▼
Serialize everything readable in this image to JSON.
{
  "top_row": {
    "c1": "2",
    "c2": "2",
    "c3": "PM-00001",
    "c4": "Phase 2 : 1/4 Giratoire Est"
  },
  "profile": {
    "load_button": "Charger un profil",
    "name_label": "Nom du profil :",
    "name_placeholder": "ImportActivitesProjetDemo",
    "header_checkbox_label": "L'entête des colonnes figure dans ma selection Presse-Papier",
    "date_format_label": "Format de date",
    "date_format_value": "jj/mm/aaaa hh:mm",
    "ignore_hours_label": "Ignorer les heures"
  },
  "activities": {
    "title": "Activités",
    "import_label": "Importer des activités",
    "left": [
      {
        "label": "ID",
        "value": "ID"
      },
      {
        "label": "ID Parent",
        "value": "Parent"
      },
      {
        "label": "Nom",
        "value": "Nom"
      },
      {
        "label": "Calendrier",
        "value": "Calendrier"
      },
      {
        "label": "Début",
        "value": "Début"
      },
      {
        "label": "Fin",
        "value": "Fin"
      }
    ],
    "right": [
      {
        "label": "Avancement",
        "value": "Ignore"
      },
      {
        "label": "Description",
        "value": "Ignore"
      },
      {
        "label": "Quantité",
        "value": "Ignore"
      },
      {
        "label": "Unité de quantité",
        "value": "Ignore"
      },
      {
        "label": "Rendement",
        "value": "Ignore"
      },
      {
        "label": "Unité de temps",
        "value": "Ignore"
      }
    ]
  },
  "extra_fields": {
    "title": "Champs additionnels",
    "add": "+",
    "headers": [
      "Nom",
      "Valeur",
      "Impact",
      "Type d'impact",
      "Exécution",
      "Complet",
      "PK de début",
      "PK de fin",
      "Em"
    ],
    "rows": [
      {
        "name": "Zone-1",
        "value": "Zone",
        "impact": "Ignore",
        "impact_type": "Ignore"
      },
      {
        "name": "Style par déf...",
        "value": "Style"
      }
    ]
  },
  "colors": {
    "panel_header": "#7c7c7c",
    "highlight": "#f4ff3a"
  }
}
▲
_Stated goal_
Using the entries above, please restate each one word for word.

_Exercise answer_
Serialize everything readable in this image to JSON.
{
  "top_row": {
    "c1": "2",
    "c2": "2",
    "c3": "PM-00001",
    "c4": "Phase 2 : 1/4 Giratoire Est"
  },
  "profile": {
    "load_button": "Charger un profil",
    "name_label": "Nom du profil :",
    "name_placeholder": "ImportActivitesProjetDemo",
    "header_checkbox_label": "L'entête des colonnes figure dans ma selection Presse-Papier",
    "date_format_label": "Format de date",
    "date_format_value": "jj/mm/aaaa hh:mm",
    "ignore_hours_label": "Ignorer les heures"
  },
  "activities": {
    "title": "Activités",
    "import_label": "Importer des activités",
    "left": [
      {
        "label": "ID",
        "value": "ID"
      },
      {
        "label": "ID Parent",
        "value": "Parent"
      },
      {
        "label": "Nom",
        "value": "Nom"
      },
      {
        "label": "Calendrier",
        "value": "Calendrier"
      },
      {
        "label": "Début",
        "value": "Début"
      },
      {
        "label": "Fin",
        "value": "Fin"
      }
    ],
    "right": [
      {
        "label": "Avancement",
        "value": "Ignore"
      },
      {
        "label": "Description",
        "value": "Ignore"
      },
      {
        "label": "Quantité",
        "value": "Ignore"
      },
      {
        "label": "Unité de quantité",
        "value": "Ignore"
      },
      {
        "label": "Rendement",
        "value": "Ignore"
      },
      {
        "label": "Unité de temps",
        "value": "Ignore"
      }
    ]
  },
  "extra_fields": {
    "title": "Champs additionnels",
    "add": "+",
    "headers": [
      "Nom",
      "Valeur",
      "Impact",
      "Type d'impact",
      "Exécution",
      "Complet",
      "PK de début",
      "PK de fin",
      "Em"
    ],
    "rows": [
      {
        "name": "Zone-1",
        "value": "Zone",
        "impact": "Ignore",
        "impact_type": "Ignore"
      },
      {
        "name": "Style par déf...",
        "value": "Style"
      }
    ]
  },
  "colors": {
    "panel_header": "#7c7c7c",
    "highlight": "#f4ff3a"
  }
}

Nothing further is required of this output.